[Available records]

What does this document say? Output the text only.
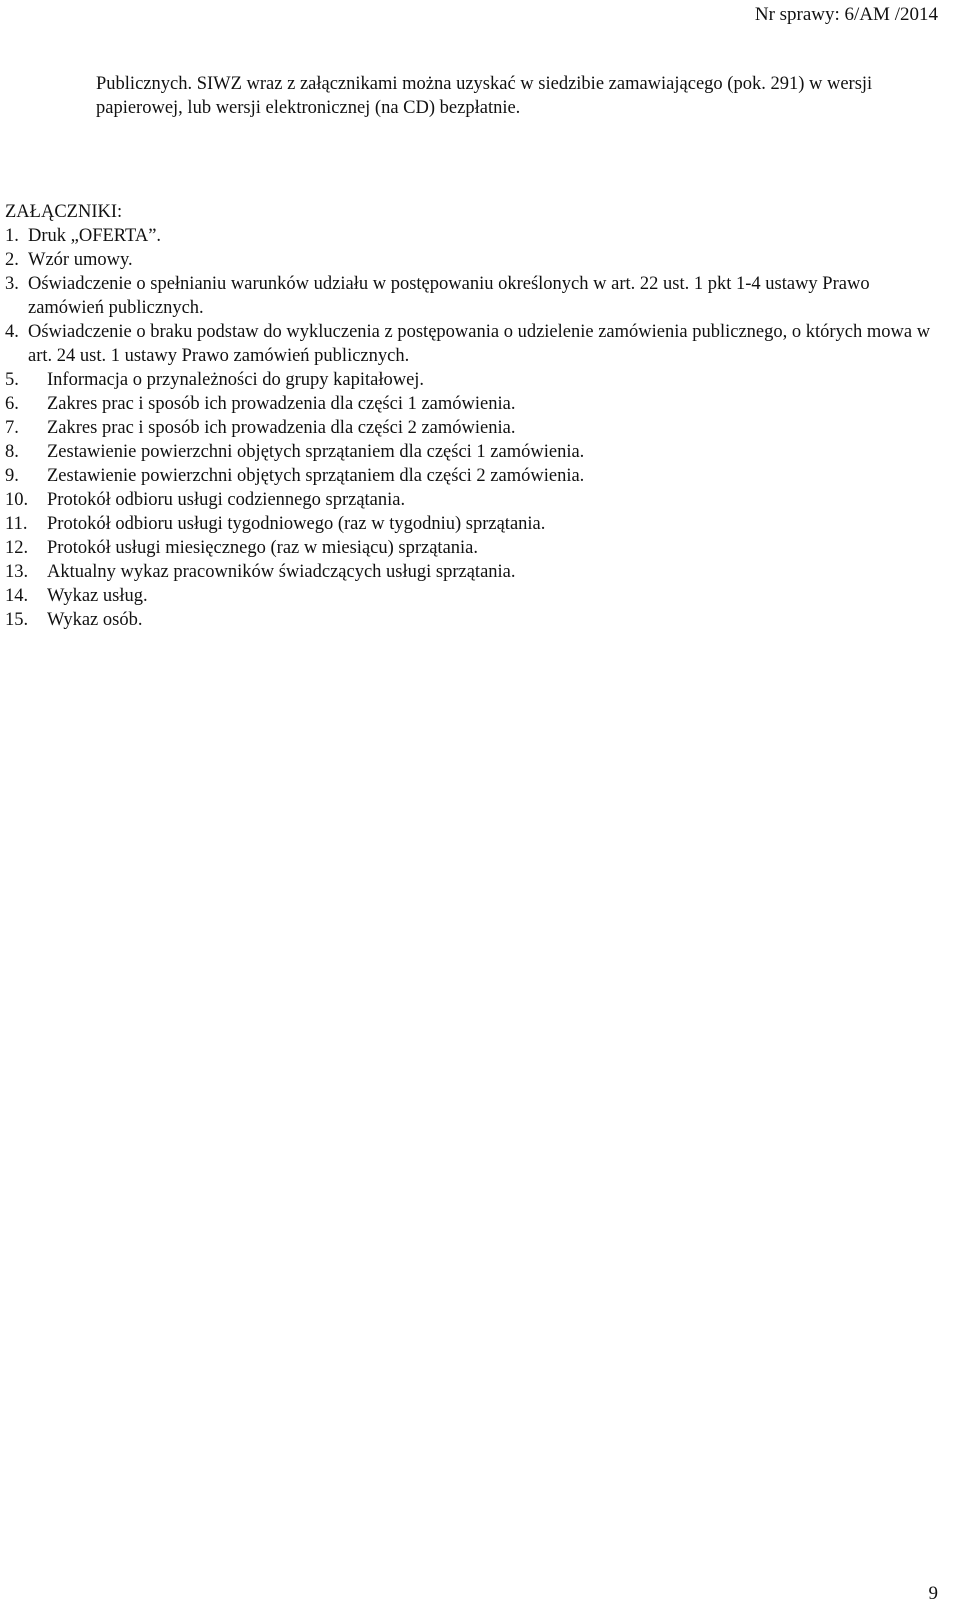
Nr sprawy: 6/AM /2014
Publicznych. SIWZ wraz z załącznikami można uzyskać w siedzibie zamawiającego (pok. 291) w wersji papierowej, lub wersji elektronicznej (na CD) bezpłatnie.
ZAŁĄCZNIKI:
1. Druk „OFERTA”.
2. Wzór umowy.
3. Oświadczenie o spełnianiu warunków udziału w postępowaniu określonych w art. 22 ust. 1 pkt 1-4 ustawy Prawo zamówień publicznych.
4. Oświadczenie o braku podstaw do wykluczenia z postępowania o udzielenie zamówienia publicznego, o których mowa w art. 24 ust. 1 ustawy Prawo zamówień publicznych.
5.	Informacja o przynależności do grupy kapitałowej.
6.	Zakres prac i sposób ich prowadzenia dla części 1 zamówienia.
7.	Zakres prac i sposób ich prowadzenia dla części 2 zamówienia.
8.	Zestawienie powierzchni objętych sprzątaniem dla części 1 zamówienia.
9.	Zestawienie powierzchni objętych sprzątaniem dla części 2 zamówienia.
10.	Protokół odbioru usługi codziennego sprzątania.
11.	Protokół odbioru usługi tygodniowego (raz w tygodniu) sprzątania.
12.	Protokół usługi miesięcznego (raz w miesiącu) sprzątania.
13.	Aktualny wykaz pracowników świadczących usługi sprzątania.
14.	Wykaz usług.
15.	Wykaz osób.
9
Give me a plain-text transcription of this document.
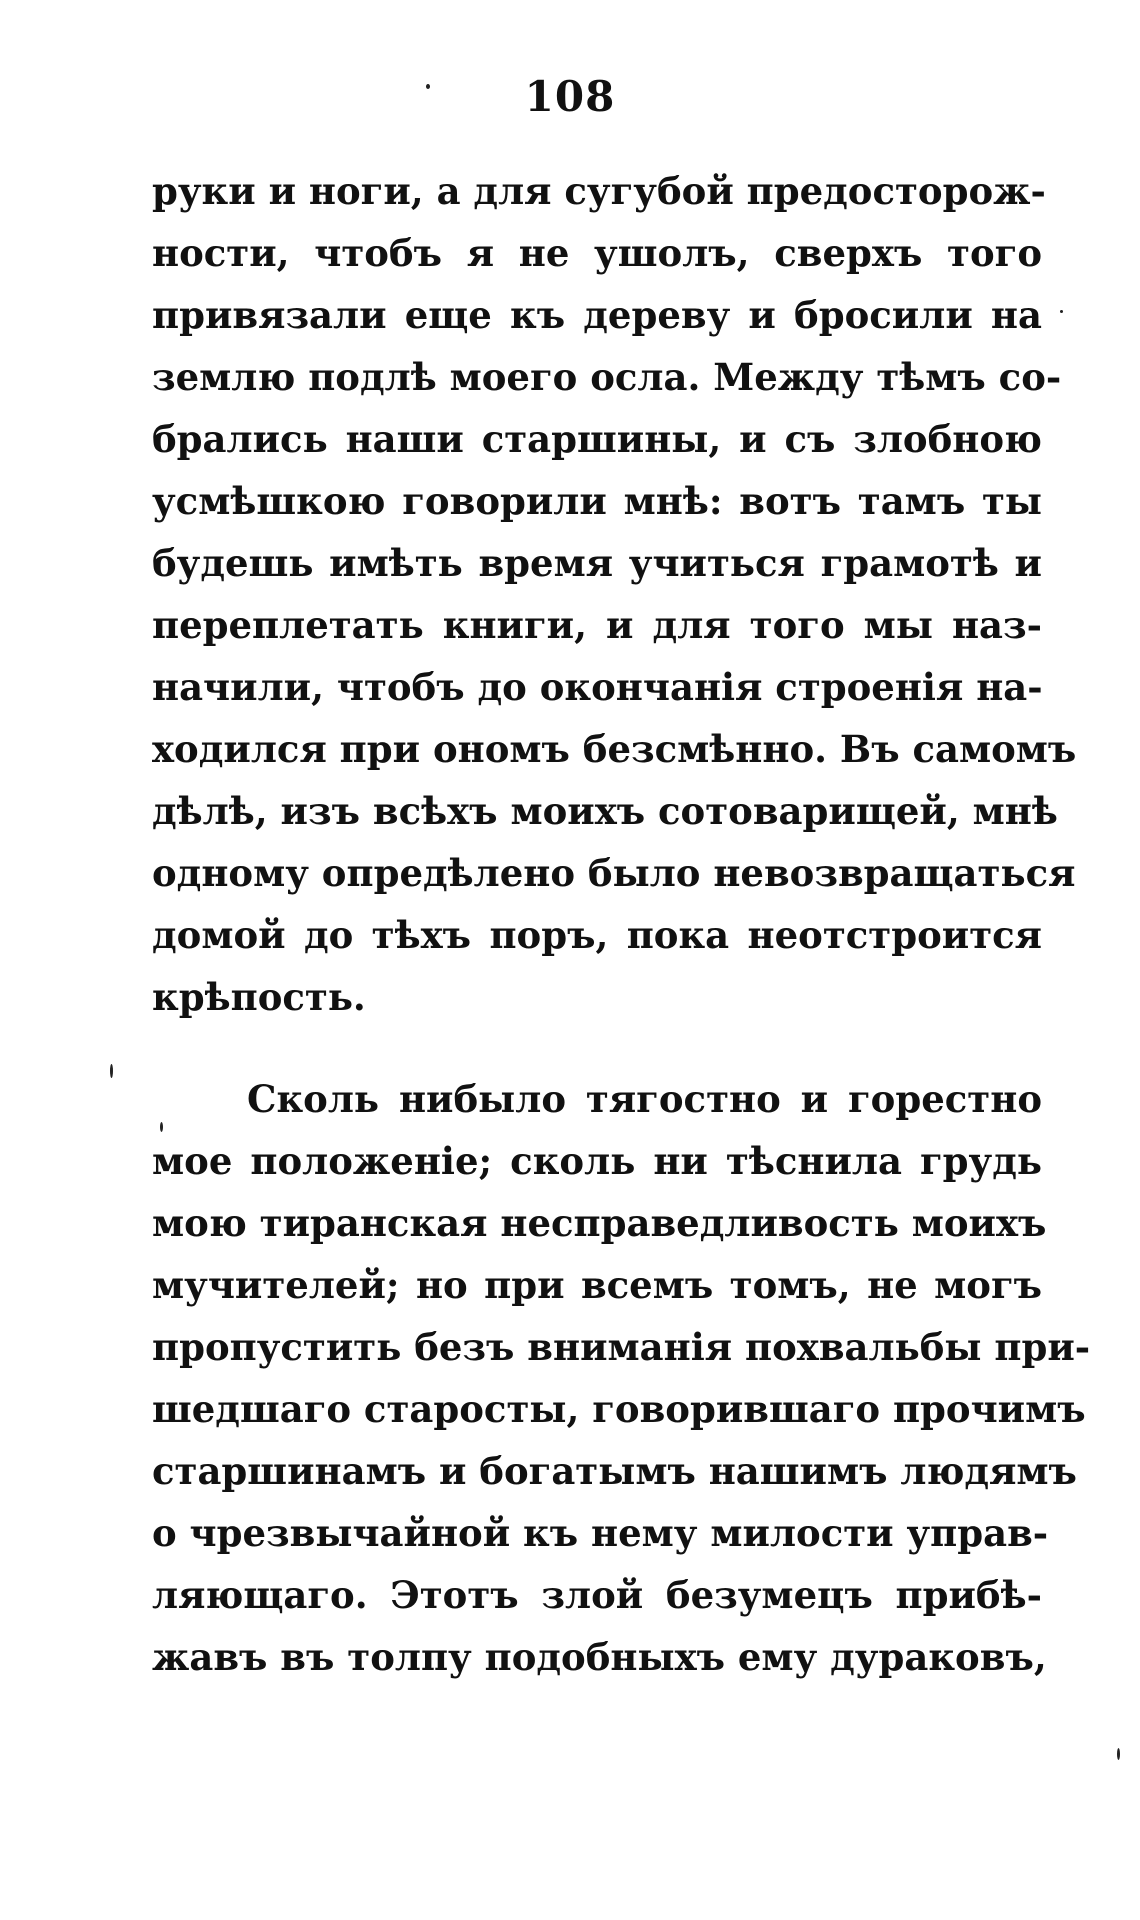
108
руки и ноги, а для сугубой предосторож-
ности, чтобъ я не ушолъ, сверхъ того
привязали еще къ дереву и бросили на
землю подлѣ моего осла. Между тѣмъ со-
брались наши старшины, и съ злобною
усмѣшкою говорили мнѣ: вотъ тамъ ты
будешь имѣть время учиться грамотѣ и
переплетать книги, и для того мы наз-
начили, чтобъ до окончанія строенія на-
ходился при ономъ безсмѣнно. Въ самомъ
дѣлѣ, изъ всѣхъ моихъ сотоварищей, мнѣ
одному опредѣлено было невозвращаться
домой до тѣхъ поръ, пока неотстроится
крѣпость.
Сколь нибыло тягостно и горестно
мое положеніе; сколь ни тѣснила грудь
мою тиранская несправедливость моихъ
мучителей; но при всемъ томъ, не могъ
пропустить безъ вниманія похвальбы при-
шедшаго старосты, говорившаго прочимъ
старшинамъ и богатымъ нашимъ людямъ
о чрезвычайной къ нему милости управ-
ляющаго. Этотъ злой безумецъ прибѣ-
жавъ въ толпу подобныхъ ему дураковъ,
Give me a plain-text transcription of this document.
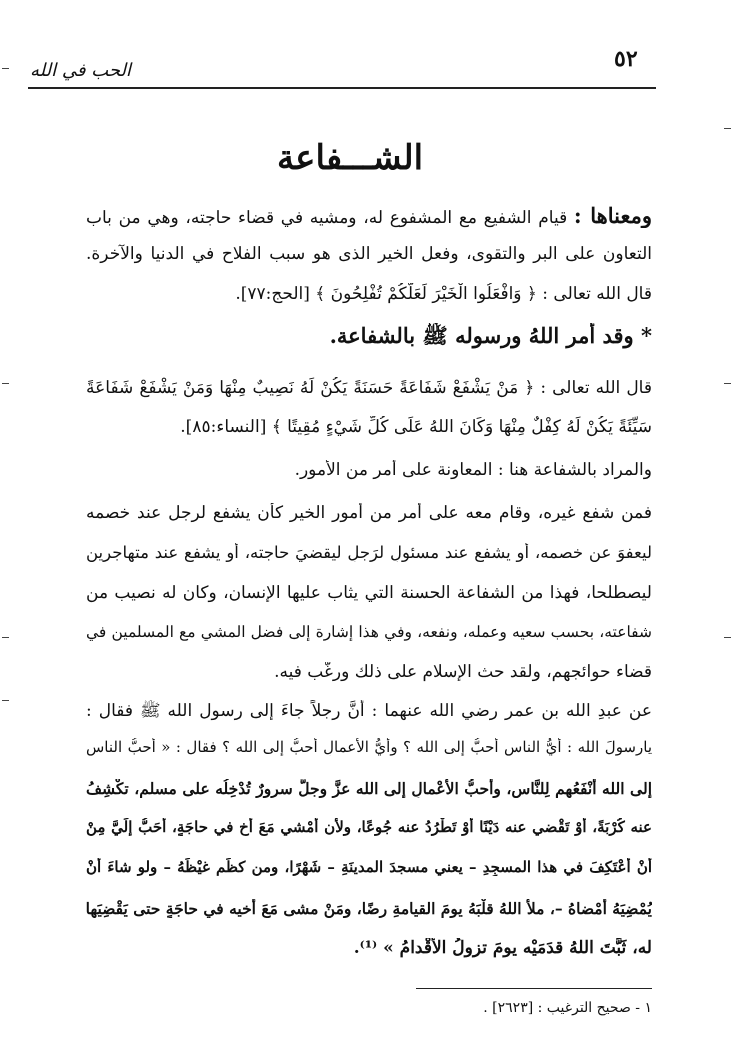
٥٢
الحب في الله
الشـــفاعة
ومعناها : قيام الشفيع مع المشفوع له، ومشيه في قضاء حاجته، وهي من باب
التعاون على البر والتقوى، وفعل الخير الذى هو سبب الفلاح في الدنيا والآخرة.
قال الله تعالى : ﴿ وَافْعَلُوا الْخَيْرَ لَعَلَّكُمْ تُفْلِحُونَ ﴾ [الحج:٧٧].
* وقد أمر اللهُ ورسوله ﷺ بالشفاعة.
قال الله تعالى : ﴿ مَنْ يَشْفَعْ شَفَاعَةً حَسَنَةً يَكُنْ لَهُ نَصِيبٌ مِنْهَا وَمَنْ يَشْفَعْ شَفَاعَةً
سَيِّئَةً يَكُنْ لَهُ كِفْلٌ مِنْهَا وَكَانَ اللهُ عَلَى كُلِّ شَيْءٍ مُقِيتًا ﴾ [النساء:٨٥].
والمراد بالشفاعة هنا : المعاونة على أمر من الأمور.
فمن شفع غيره، وقام معه على أمر من أمور الخير كأن يشفع لرجل عند خصمه
ليعفوَ عن خصمه، أو يشفع عند مسئولٍ لرَجلٍ ليقضيَ حاجته، أو يشفع عند متهاجرين
ليصطلحا، فهذا من الشفاعة الحسنة التي يثاب عليها الإنسان، وكان له نصيب من
شفاعته، بحسب سعيه وعمله، ونفعه، وفي هذا إشارة إلى فضل المشي مع المسلمين في
قضاء حوائجهم، ولقد حث الإسلام على ذلك ورغَّب فيه.
عن عبدِ الله بن عمر رضي الله عنهما : أنَّ رجلاً جاءَ إلى رسول الله ﷺ فقال :
يارسولَ الله : أيُّ الناسِ أحبُّ إلى الله ؟ وأيُّ الأعمالِ أحبُّ إلى الله ؟ فقال : « أحبُّ الناسِ
إلى الله أنْفَعُهم لِلنَّاسِ، وأحبُّ الأعْمالِ إلى الله عزَّ وجلَّ سرورٌ تُدْخِلُه على مسلم، تكْشِفُ
عنه كُرْبَةً، أوْ تَقْضي عنه دَيْنًا أوْ تَطْرُدُ عنه جُوعًا، ولأن أمْشي مَعَ أخٍ في حاجَةٍ، أحَبُّ إلَيَّ مِنْ
أنْ أعْتَكِفَ في هذا المسجِدِ – يعني مسجدَ المدينَةِ – شَهْرًا، ومن كظَم غيْظَهُ – ولو شاءَ أنْ
يُمْضِيَهُ أمْضاهُ –، ملأ اللهُ قلْبَهُ يومَ القيامةِ رِضًا، ومَنْ مشى مَعَ أخيه في حاجَةٍ حتى يَقْضِيَها
له، ثَبَّتَ اللهُ قدَمَيْه يومَ تزولُ الأقْدامُ » ⁽¹⁾.
١ - صحيح الترغيب : [٢٦٢٣] .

[Problem requirements]
Leave out the pictures, and give all the records again exactly.

[Answer in full]
What does this document say? Output the text only.
Nr sprawy: 6/AM /2014
Publicznych. SIWZ wraz z załącznikami można uzyskać w siedzibie zamawiającego (pok. 291) w wersji papierowej, lub wersji elektronicznej (na CD) bezpłatnie.
ZAŁĄCZNIKI:
1. Druk „OFERTA”.
2. Wzór umowy.
3. Oświadczenie o spełnianiu warunków udziału w postępowaniu określonych w art. 22 ust. 1 pkt 1-4 ustawy Prawo zamówień publicznych.
4. Oświadczenie o braku podstaw do wykluczenia z postępowania o udzielenie zamówienia publicznego, o których mowa w art. 24 ust. 1 ustawy Prawo zamówień publicznych.
5.	Informacja o przynależności do grupy kapitałowej.
6.	Zakres prac i sposób ich prowadzenia dla części 1 zamówienia.
7.	Zakres prac i sposób ich prowadzenia dla części 2 zamówienia.
8.	Zestawienie powierzchni objętych sprzątaniem dla części 1 zamówienia.
9.	Zestawienie powierzchni objętych sprzątaniem dla części 2 zamówienia.
10.	Protokół odbioru usługi codziennego sprzątania.
11.	Protokół odbioru usługi tygodniowego (raz w tygodniu) sprzątania.
12.	Protokół usługi miesięcznego (raz w miesiącu) sprzątania.
13.	Aktualny wykaz pracowników świadczących usługi sprzątania.
14.	Wykaz usług.
15.	Wykaz osób.
9
Give me a plain-text transcription of this document.
108
руки и ноги, а для сугубой предосторож-
ности, чтобъ я не ушолъ, сверхъ того
привязали еще къ дереву и бросили на
землю подлѣ моего осла. Между тѣмъ со-
брались наши старшины, и съ злобною
усмѣшкою говорили мнѣ: вотъ тамъ ты
будешь имѣть время учиться грамотѣ и
переплетать книги, и для того мы наз-
начили, чтобъ до окончанія строенія на-
ходился при ономъ безсмѣнно. Въ самомъ
дѣлѣ, изъ всѣхъ моихъ сотоварищей, мнѣ
одному опредѣлено было невозвращаться
домой до тѣхъ поръ, пока неотстроится
крѣпость.
Сколь нибыло тягостно и горестно
мое положеніе; сколь ни тѣснила грудь
мою тиранская несправедливость моихъ
мучителей; но при всемъ томъ, не могъ
пропустить безъ вниманія похвальбы при-
шедшаго старосты, говорившаго прочимъ
старшинамъ и богатымъ нашимъ людямъ
о чрезвычайной къ нему милости управ-
ляющаго. Этотъ злой безумецъ прибѣ-
жавъ въ толпу подобныхъ ему дураковъ,
Give me a plain-text transcription of this document.
٥٢
الحب في الله
الشـــفاعة
ومعناها : قيام الشفيع مع المشفوع له، ومشيه في قضاء حاجته، وهي من باب
التعاون على البر والتقوى، وفعل الخير الذى هو سبب الفلاح في الدنيا والآخرة.
قال الله تعالى : ﴿ وَافْعَلُوا الْخَيْرَ لَعَلَّكُمْ تُفْلِحُونَ ﴾ [الحج:٧٧].
* وقد أمر اللهُ ورسوله ﷺ بالشفاعة.
قال الله تعالى : ﴿ مَنْ يَشْفَعْ شَفَاعَةً حَسَنَةً يَكُنْ لَهُ نَصِيبٌ مِنْهَا وَمَنْ يَشْفَعْ شَفَاعَةً
سَيِّئَةً يَكُنْ لَهُ كِفْلٌ مِنْهَا وَكَانَ اللهُ عَلَى كُلِّ شَيْءٍ مُقِيتًا ﴾ [النساء:٨٥].
والمراد بالشفاعة هنا : المعاونة على أمر من الأمور.
فمن شفع غيره، وقام معه على أمر من أمور الخير كأن يشفع لرجل عند خصمه
ليعفوَ عن خصمه، أو يشفع عند مسئولٍ لرَجلٍ ليقضيَ حاجته، أو يشفع عند متهاجرين
ليصطلحا، فهذا من الشفاعة الحسنة التي يثاب عليها الإنسان، وكان له نصيب من
شفاعته، بحسب سعيه وعمله، ونفعه، وفي هذا إشارة إلى فضل المشي مع المسلمين في
قضاء حوائجهم، ولقد حث الإسلام على ذلك ورغَّب فيه.
عن عبدِ الله بن عمر رضي الله عنهما : أنَّ رجلاً جاءَ إلى رسول الله ﷺ فقال :
يارسولَ الله : أيُّ الناسِ أحبُّ إلى الله ؟ وأيُّ الأعمالِ أحبُّ إلى الله ؟ فقال : « أحبُّ الناسِ
إلى الله أنْفَعُهم لِلنَّاسِ، وأحبُّ الأعْمالِ إلى الله عزَّ وجلَّ سرورٌ تُدْخِلُه على مسلم، تكْشِفُ
عنه كُرْبَةً، أوْ تَقْضي عنه دَيْنًا أوْ تَطْرُدُ عنه جُوعًا، ولأن أمْشي مَعَ أخٍ في حاجَةٍ، أحَبُّ إلَيَّ مِنْ
أنْ أعْتَكِفَ في هذا المسجِدِ – يعني مسجدَ المدينَةِ – شَهْرًا، ومن كظَم غيْظَهُ – ولو شاءَ أنْ
يُمْضِيَهُ أمْضاهُ –، ملأ اللهُ قلْبَهُ يومَ القيامةِ رِضًا، ومَنْ مشى مَعَ أخيه في حاجَةٍ حتى يَقْضِيَها
له، ثَبَّتَ اللهُ قدَمَيْه يومَ تزولُ الأقْدامُ » ⁽¹⁾.
١ - صحيح الترغيب : [٢٦٢٣] .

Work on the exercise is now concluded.